Saved entries:
╭──

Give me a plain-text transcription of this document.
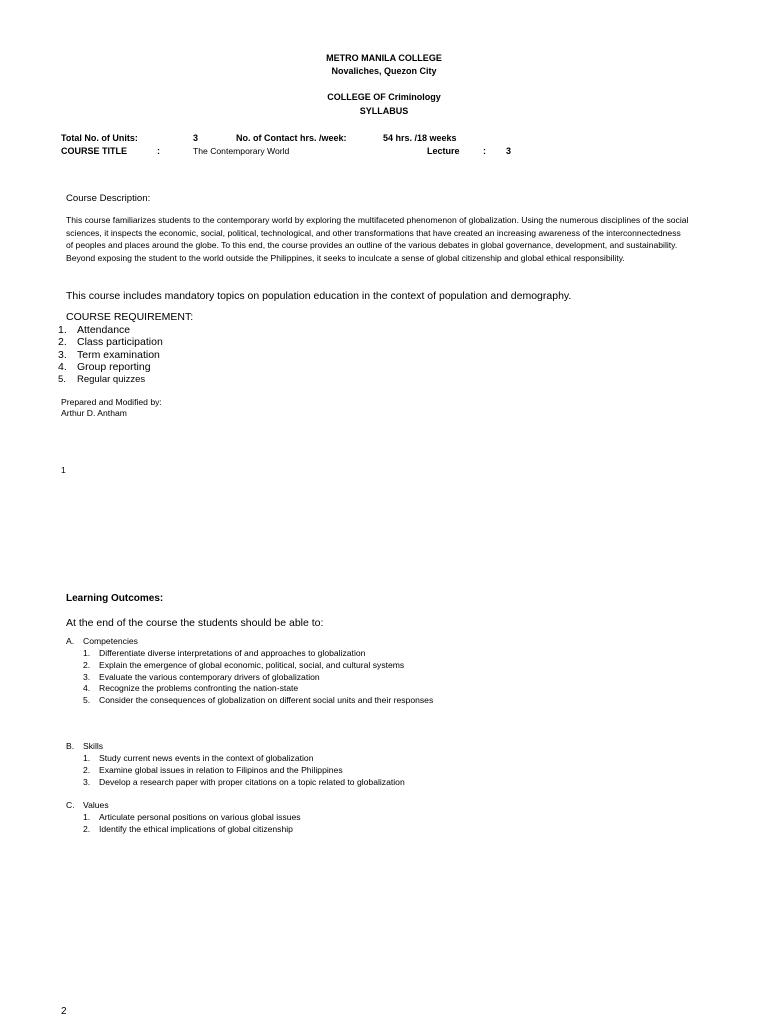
METRO MANILA COLLEGE
Novaliches, Quezon City
COLLEGE OF Criminology
SYLLABUS
Total No. of Units:	3	No. of Contact hrs. /week:	54 hrs. /18 weeks
COURSE TITLE	:	The Contemporary World	Lecture	: 3
Course Description:
This course familiarizes students to the contemporary world by exploring the multifaceted phenomenon of globalization. Using the numerous disciplines of the social sciences, it inspects the economic, social, political, technological, and other transformations that have created an increasing awareness of the interconnectedness of peoples and places around the globe. To this end, the course provides an outline of the various debates in global governance, development, and sustainability. Beyond exposing the student to the world outside the Philippines, it seeks to inculcate a sense of global citizenship and global ethical responsibility.
This course includes mandatory topics on population education in the context of population and demography.
COURSE REQUIREMENT:
1. Attendance
2. Class participation
3. Term examination
4. Group reporting
5. Regular quizzes
Prepared and Modified by:
Arthur D. Antham
1
Learning Outcomes:
At the end of the course the students should be able to:
A. Competencies
1. Differentiate diverse interpretations of and approaches to globalization
2. Explain the emergence of global economic, political, social, and cultural systems
3. Evaluate the various contemporary drivers of globalization
4. Recognize the problems confronting the nation-state
5. Consider the consequences of globalization on different social units and their responses
B. Skills
1. Study current news events in the context of globalization
2. Examine global issues in relation to Filipinos and the Philippines
3. Develop a research paper with proper citations on a topic related to globalization
C. Values
1. Articulate personal positions on various global issues
2. Identify the ethical implications of global citizenship
2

╰──

JOB:
Looking at the records above, work out how many lines include the word "issues", then give that number by itself.

REPLY:
2